TO DO >> Will you give every entry again exactly as it stands?

--- start of DATA PROVIDED ---

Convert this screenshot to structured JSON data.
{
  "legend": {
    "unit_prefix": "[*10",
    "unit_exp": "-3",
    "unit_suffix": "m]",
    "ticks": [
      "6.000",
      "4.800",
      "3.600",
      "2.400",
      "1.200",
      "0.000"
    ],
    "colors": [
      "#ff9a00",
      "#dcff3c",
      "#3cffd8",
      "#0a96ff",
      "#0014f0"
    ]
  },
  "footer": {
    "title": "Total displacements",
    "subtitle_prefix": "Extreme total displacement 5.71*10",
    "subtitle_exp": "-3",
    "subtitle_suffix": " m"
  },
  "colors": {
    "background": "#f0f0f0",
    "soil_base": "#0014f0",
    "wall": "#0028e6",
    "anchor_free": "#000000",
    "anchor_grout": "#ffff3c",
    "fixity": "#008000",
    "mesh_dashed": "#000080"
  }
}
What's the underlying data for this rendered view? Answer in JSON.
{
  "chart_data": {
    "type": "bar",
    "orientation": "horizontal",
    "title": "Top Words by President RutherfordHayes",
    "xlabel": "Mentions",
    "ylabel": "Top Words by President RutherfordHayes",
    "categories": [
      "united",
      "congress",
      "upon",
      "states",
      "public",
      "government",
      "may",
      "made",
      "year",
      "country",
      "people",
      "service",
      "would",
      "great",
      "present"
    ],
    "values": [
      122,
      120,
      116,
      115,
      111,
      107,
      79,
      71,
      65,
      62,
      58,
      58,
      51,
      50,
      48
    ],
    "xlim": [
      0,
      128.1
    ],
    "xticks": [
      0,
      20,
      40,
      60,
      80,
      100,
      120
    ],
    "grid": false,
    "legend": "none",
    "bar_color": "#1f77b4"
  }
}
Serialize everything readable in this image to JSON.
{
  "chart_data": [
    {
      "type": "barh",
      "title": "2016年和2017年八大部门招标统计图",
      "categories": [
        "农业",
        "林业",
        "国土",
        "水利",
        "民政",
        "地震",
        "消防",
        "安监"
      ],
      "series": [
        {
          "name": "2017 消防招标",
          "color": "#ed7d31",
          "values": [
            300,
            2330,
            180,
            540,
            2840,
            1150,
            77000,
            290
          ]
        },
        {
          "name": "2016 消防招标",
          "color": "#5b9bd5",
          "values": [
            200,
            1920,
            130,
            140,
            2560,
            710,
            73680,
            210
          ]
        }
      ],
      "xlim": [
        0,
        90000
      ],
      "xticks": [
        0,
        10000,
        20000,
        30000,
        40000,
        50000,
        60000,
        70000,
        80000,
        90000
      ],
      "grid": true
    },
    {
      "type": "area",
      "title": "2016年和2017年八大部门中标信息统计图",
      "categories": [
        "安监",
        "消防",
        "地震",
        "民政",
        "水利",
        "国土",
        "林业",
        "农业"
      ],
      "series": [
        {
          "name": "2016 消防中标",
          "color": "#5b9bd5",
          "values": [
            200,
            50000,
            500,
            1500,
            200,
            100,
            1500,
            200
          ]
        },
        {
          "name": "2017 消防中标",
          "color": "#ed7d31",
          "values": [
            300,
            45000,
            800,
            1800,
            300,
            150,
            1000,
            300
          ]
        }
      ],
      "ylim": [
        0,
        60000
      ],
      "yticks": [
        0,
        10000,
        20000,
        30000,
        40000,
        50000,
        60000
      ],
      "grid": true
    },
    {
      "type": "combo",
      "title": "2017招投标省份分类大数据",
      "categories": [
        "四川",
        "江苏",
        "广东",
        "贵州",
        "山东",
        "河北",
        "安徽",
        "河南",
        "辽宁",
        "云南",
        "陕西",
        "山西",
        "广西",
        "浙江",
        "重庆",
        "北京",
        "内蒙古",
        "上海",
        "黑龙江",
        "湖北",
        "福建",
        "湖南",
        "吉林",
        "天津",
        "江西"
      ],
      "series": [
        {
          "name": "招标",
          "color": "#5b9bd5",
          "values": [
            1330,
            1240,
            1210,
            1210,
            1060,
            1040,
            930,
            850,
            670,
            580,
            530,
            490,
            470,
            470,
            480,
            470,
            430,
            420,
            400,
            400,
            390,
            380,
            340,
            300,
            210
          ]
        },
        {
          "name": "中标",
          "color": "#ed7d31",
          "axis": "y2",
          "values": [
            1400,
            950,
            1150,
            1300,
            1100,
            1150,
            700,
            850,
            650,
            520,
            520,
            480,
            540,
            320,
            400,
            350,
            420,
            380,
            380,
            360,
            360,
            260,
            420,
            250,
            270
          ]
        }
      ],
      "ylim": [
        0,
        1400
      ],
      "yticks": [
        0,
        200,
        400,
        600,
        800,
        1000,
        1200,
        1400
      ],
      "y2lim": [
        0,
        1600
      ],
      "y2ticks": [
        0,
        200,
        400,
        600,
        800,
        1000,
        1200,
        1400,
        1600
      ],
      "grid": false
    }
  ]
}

--- end of DATA PROVIDED ---

EXERCISE RESPONSE >>
Convert this screenshot to structured JSON data.
{
  "legend": {
    "unit_prefix": "[*10",
    "unit_exp": "-3",
    "unit_suffix": "m]",
    "ticks": [
      "6.000",
      "4.800",
      "3.600",
      "2.400",
      "1.200",
      "0.000"
    ],
    "colors": [
      "#ff9a00",
      "#dcff3c",
      "#3cffd8",
      "#0a96ff",
      "#0014f0"
    ]
  },
  "footer": {
    "title": "Total displacements",
    "subtitle_prefix": "Extreme total displacement 5.71*10",
    "subtitle_exp": "-3",
    "subtitle_suffix": " m"
  },
  "colors": {
    "background": "#f0f0f0",
    "soil_base": "#0014f0",
    "wall": "#0028e6",
    "anchor_free": "#000000",
    "anchor_grout": "#ffff3c",
    "fixity": "#008000",
    "mesh_dashed": "#000080"
  }
}
What's the underlying data for this rendered view? Answer in JSON.
{
  "chart_data": {
    "type": "bar",
    "orientation": "horizontal",
    "title": "Top Words by President RutherfordHayes",
    "xlabel": "Mentions",
    "ylabel": "Top Words by President RutherfordHayes",
    "categories": [
      "united",
      "congress",
      "upon",
      "states",
      "public",
      "government",
      "may",
      "made",
      "year",
      "country",
      "people",
      "service",
      "would",
      "great",
      "present"
    ],
    "values": [
      122,
      120,
      116,
      115,
      111,
      107,
      79,
      71,
      65,
      62,
      58,
      58,
      51,
      50,
      48
    ],
    "xlim": [
      0,
      128.1
    ],
    "xticks": [
      0,
      20,
      40,
      60,
      80,
      100,
      120
    ],
    "grid": false,
    "legend": "none",
    "bar_color": "#1f77b4"
  }
}
Serialize everything readable in this image to JSON.
{
  "chart_data": [
    {
      "type": "barh",
      "title": "2016年和2017年八大部门招标统计图",
      "categories": [
        "农业",
        "林业",
        "国土",
        "水利",
        "民政",
        "地震",
        "消防",
        "安监"
      ],
      "series": [
        {
          "name": "2017 消防招标",
          "color": "#ed7d31",
          "values": [
            300,
            2330,
            180,
            540,
            2840,
            1150,
            77000,
            290
          ]
        },
        {
          "name": "2016 消防招标",
          "color": "#5b9bd5",
          "values": [
            200,
            1920,
            130,
            140,
            2560,
            710,
            73680,
            210
          ]
        }
      ],
      "xlim": [
        0,
        90000
      ],
      "xticks": [
        0,
        10000,
        20000,
        30000,
        40000,
        50000,
        60000,
        70000,
        80000,
        90000
      ],
      "grid": true
    },
    {
      "type": "area",
      "title": "2016年和2017年八大部门中标信息统计图",
      "categories": [
        "安监",
        "消防",
        "地震",
        "民政",
        "水利",
        "国土",
        "林业",
        "农业"
      ],
      "series": [
        {
          "name": "2016 消防中标",
          "color": "#5b9bd5",
          "values": [
            200,
            50000,
            500,
            1500,
            200,
            100,
            1500,
            200
          ]
        },
        {
          "name": "2017 消防中标",
          "color": "#ed7d31",
          "values": [
            300,
            45000,
            800,
            1800,
            300,
            150,
            1000,
            300
          ]
        }
      ],
      "ylim": [
        0,
        60000
      ],
      "yticks": [
        0,
        10000,
        20000,
        30000,
        40000,
        50000,
        60000
      ],
      "grid": true
    },
    {
      "type": "combo",
      "title": "2017招投标省份分类大数据",
      "categories": [
        "四川",
        "江苏",
        "广东",
        "贵州",
        "山东",
        "河北",
        "安徽",
        "河南",
        "辽宁",
        "云南",
        "陕西",
        "山西",
        "广西",
        "浙江",
        "重庆",
        "北京",
        "内蒙古",
        "上海",
        "黑龙江",
        "湖北",
        "福建",
        "湖南",
        "吉林",
        "天津",
        "江西"
      ],
      "series": [
        {
          "name": "招标",
          "color": "#5b9bd5",
          "values": [
            1330,
            1240,
            1210,
            1210,
            1060,
            1040,
            930,
            850,
            670,
            580,
            530,
            490,
            470,
            470,
            480,
            470,
            430,
            420,
            400,
            400,
            390,
            380,
            340,
            300,
            210
          ]
        },
        {
          "name": "中标",
          "color": "#ed7d31",
          "axis": "y2",
          "values": [
            1400,
            950,
            1150,
            1300,
            1100,
            1150,
            700,
            850,
            650,
            520,
            520,
            480,
            540,
            320,
            400,
            350,
            420,
            380,
            380,
            360,
            360,
            260,
            420,
            250,
            270
          ]
        }
      ],
      "ylim": [
        0,
        1400
      ],
      "yticks": [
        0,
        200,
        400,
        600,
        800,
        1000,
        1200,
        1400
      ],
      "y2lim": [
        0,
        1600
      ],
      "y2ticks": [
        0,
        200,
        400,
        600,
        800,
        1000,
        1200,
        1400,
        1600
      ],
      "grid": false
    }
  ]
}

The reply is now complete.